#### [Task objective]
Go through the lines below. Copy those with "Confidences".
[Begin Records to process]
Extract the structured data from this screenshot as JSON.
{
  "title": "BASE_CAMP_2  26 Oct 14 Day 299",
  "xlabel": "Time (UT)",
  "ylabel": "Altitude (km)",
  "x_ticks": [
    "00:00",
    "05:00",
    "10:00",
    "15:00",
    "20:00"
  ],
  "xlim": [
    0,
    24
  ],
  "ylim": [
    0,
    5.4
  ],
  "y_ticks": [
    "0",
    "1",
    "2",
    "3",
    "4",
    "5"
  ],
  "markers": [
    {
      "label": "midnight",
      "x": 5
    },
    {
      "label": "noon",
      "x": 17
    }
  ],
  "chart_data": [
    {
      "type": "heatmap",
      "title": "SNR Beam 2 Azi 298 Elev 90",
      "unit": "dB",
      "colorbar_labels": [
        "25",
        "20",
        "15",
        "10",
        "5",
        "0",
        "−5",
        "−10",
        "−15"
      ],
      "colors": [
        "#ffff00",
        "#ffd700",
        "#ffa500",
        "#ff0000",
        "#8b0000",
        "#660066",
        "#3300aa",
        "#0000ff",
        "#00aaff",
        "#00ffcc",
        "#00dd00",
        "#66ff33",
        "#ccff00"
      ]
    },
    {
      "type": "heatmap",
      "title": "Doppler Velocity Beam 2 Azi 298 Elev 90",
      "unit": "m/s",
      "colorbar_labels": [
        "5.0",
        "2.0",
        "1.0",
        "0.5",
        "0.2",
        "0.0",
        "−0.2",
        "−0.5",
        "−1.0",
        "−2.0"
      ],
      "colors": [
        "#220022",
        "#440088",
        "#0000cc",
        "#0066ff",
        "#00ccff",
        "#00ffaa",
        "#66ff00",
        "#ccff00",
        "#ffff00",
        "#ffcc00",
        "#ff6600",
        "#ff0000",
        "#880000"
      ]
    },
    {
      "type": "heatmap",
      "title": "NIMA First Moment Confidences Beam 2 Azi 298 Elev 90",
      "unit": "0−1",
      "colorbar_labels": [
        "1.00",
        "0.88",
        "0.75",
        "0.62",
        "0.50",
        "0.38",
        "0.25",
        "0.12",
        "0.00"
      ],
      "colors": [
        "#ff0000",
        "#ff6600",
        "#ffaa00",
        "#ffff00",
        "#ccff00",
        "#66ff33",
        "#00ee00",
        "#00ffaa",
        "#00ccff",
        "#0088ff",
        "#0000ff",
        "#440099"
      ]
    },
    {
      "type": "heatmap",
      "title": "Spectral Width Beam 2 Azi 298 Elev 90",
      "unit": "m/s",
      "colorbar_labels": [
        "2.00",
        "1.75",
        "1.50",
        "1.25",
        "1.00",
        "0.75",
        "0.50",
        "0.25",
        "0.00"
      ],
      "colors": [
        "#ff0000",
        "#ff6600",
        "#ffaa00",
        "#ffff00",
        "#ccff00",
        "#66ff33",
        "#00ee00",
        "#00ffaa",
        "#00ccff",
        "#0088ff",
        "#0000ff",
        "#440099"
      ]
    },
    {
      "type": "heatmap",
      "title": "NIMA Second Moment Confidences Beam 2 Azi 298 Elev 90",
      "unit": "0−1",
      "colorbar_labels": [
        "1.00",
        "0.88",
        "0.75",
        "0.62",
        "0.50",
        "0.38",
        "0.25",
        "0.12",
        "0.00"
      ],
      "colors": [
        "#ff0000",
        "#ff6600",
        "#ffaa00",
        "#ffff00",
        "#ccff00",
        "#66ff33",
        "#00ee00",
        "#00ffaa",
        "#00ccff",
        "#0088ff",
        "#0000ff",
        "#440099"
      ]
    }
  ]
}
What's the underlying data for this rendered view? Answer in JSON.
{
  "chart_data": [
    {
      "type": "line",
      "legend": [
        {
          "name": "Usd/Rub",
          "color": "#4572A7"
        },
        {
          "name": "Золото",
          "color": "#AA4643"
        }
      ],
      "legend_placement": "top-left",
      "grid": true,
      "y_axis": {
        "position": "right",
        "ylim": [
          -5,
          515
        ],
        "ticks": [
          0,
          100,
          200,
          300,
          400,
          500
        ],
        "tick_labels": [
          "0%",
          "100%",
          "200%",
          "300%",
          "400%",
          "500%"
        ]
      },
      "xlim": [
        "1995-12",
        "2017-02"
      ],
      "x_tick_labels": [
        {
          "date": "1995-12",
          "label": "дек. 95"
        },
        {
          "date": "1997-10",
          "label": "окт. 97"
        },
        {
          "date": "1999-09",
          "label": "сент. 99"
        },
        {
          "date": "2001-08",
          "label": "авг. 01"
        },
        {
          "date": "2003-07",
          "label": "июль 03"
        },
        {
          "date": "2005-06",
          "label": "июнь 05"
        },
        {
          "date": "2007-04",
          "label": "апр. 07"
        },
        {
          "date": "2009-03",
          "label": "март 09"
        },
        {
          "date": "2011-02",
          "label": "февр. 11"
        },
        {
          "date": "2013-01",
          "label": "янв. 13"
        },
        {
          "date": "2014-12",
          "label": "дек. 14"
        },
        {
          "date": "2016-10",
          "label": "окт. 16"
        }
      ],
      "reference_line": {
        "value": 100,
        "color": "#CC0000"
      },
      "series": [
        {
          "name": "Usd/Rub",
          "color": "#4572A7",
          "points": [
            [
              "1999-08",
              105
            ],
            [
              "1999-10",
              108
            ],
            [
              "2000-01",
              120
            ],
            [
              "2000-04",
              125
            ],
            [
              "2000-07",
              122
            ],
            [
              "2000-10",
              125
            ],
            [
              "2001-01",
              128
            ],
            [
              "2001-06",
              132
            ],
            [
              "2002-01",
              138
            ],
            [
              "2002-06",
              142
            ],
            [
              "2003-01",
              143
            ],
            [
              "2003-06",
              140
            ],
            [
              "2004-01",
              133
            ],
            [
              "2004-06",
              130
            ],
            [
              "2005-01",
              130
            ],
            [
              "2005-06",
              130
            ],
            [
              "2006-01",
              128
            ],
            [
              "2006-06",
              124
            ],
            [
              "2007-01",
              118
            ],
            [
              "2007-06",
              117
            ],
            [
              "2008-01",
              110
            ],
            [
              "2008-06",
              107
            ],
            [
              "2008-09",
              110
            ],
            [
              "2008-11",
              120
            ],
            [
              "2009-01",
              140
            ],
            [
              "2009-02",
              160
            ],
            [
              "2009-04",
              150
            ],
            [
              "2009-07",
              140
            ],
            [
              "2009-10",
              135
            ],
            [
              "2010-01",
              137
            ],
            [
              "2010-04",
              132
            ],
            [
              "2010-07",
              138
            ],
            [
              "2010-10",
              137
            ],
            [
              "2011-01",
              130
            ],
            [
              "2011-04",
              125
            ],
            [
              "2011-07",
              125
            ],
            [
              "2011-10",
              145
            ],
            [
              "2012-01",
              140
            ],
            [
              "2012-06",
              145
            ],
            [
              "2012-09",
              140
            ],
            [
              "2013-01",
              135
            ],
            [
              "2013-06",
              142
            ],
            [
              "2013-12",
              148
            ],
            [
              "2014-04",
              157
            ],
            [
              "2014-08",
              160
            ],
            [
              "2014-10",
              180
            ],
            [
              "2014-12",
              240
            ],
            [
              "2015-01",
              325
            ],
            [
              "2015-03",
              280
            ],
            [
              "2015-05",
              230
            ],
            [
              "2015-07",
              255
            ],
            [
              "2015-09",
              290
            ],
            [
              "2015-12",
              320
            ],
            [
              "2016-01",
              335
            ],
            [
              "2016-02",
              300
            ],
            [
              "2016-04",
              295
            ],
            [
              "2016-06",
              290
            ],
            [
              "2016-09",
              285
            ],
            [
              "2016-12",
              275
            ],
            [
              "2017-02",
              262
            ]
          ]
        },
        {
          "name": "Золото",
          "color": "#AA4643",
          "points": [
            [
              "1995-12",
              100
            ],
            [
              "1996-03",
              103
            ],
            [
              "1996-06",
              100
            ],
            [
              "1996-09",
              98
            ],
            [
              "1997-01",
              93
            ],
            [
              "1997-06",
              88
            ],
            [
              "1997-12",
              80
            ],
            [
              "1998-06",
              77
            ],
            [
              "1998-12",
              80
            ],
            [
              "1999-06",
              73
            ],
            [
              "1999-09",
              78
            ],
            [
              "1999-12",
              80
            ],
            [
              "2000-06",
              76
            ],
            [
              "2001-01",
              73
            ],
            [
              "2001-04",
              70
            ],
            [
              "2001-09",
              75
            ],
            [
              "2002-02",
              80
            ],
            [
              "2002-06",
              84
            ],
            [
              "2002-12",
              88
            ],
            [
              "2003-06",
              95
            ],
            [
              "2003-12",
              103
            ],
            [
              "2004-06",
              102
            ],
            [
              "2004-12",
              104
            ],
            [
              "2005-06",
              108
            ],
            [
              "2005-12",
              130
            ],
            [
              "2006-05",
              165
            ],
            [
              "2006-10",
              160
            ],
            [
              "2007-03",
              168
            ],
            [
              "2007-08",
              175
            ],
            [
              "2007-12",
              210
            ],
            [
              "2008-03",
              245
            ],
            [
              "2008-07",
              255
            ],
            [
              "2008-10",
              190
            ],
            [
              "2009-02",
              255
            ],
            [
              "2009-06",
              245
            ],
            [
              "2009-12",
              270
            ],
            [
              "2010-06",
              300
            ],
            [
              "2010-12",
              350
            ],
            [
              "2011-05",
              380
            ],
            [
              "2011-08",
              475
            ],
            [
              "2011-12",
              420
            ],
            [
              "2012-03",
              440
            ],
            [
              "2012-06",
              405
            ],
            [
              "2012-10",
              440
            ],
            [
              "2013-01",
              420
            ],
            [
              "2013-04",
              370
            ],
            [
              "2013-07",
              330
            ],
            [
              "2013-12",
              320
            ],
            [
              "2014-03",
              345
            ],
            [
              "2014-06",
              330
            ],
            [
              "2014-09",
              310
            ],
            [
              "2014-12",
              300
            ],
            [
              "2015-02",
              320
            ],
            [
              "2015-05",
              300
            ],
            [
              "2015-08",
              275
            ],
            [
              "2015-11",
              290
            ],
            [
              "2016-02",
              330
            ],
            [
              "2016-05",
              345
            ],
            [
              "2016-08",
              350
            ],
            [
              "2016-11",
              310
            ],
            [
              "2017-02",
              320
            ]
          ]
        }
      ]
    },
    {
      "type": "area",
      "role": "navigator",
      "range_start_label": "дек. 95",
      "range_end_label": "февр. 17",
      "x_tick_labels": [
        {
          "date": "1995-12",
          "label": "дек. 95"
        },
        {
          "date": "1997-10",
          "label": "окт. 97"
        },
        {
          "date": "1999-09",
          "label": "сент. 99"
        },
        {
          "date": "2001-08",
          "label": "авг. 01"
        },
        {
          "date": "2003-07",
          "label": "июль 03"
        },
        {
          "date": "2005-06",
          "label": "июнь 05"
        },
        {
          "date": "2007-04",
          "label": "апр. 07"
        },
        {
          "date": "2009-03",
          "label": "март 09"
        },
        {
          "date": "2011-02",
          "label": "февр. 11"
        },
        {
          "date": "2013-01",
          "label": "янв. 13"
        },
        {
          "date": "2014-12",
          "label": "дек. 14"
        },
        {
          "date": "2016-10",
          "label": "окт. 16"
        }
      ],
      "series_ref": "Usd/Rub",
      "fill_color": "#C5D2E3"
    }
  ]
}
[End Records to process]
#### [Answer to this task]
      "title": "NIMA First Moment Confidences Beam 2 Azi 298 Elev 90",
      "title": "NIMA Second Moment Confidences Beam 2 Azi 298 Elev 90",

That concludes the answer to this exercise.